§ Information provided:
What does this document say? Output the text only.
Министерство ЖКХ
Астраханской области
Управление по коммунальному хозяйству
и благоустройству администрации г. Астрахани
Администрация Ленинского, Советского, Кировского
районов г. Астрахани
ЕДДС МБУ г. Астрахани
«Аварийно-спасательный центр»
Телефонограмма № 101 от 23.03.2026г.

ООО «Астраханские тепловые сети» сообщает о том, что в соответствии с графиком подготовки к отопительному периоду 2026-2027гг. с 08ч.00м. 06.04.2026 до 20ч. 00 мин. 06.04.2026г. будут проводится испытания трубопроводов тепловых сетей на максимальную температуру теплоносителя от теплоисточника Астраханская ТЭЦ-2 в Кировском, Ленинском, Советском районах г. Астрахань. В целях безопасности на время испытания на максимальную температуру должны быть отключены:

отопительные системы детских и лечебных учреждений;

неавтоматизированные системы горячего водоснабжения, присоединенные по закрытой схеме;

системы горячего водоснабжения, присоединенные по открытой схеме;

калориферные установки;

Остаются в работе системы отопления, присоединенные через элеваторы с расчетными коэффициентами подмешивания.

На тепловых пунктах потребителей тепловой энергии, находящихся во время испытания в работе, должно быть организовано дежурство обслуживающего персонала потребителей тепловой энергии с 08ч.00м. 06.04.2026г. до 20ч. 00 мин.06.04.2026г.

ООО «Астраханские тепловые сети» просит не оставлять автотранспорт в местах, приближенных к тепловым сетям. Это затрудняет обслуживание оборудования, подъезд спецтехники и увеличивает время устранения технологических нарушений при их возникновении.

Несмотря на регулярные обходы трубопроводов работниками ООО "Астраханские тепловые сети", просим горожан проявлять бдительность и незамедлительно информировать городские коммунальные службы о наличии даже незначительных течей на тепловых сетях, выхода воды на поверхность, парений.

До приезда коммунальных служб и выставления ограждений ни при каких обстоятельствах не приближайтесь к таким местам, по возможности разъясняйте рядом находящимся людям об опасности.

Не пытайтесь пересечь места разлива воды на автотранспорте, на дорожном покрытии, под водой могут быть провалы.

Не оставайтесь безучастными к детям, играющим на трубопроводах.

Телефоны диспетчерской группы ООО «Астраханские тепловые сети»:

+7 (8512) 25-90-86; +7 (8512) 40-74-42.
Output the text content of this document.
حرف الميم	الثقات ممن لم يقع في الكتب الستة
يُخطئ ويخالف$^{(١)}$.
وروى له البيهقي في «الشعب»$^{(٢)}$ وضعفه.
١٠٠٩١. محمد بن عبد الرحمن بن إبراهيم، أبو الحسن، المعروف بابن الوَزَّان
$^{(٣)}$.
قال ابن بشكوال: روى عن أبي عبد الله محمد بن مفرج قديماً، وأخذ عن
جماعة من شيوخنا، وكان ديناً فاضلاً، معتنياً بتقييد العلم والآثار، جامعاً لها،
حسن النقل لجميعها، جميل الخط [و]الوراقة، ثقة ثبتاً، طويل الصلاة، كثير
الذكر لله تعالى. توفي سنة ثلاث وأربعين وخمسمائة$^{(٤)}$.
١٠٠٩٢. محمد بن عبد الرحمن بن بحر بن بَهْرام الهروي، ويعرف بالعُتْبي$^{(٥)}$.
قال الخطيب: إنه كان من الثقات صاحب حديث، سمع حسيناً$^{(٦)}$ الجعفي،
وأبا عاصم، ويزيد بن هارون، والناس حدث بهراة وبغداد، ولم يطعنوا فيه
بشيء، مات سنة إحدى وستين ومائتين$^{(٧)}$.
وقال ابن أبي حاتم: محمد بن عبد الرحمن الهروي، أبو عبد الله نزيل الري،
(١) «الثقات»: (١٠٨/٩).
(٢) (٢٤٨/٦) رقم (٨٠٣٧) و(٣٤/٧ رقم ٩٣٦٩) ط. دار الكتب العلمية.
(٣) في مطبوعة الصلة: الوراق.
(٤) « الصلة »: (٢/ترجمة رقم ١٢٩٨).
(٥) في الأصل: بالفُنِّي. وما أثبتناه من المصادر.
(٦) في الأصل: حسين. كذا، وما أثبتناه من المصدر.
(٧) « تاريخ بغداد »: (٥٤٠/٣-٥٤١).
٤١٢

§ Problem:
What is the number of lines in the records that contain the word "الرحمن"? Answer with the number and nothing else.

§ Full output:
3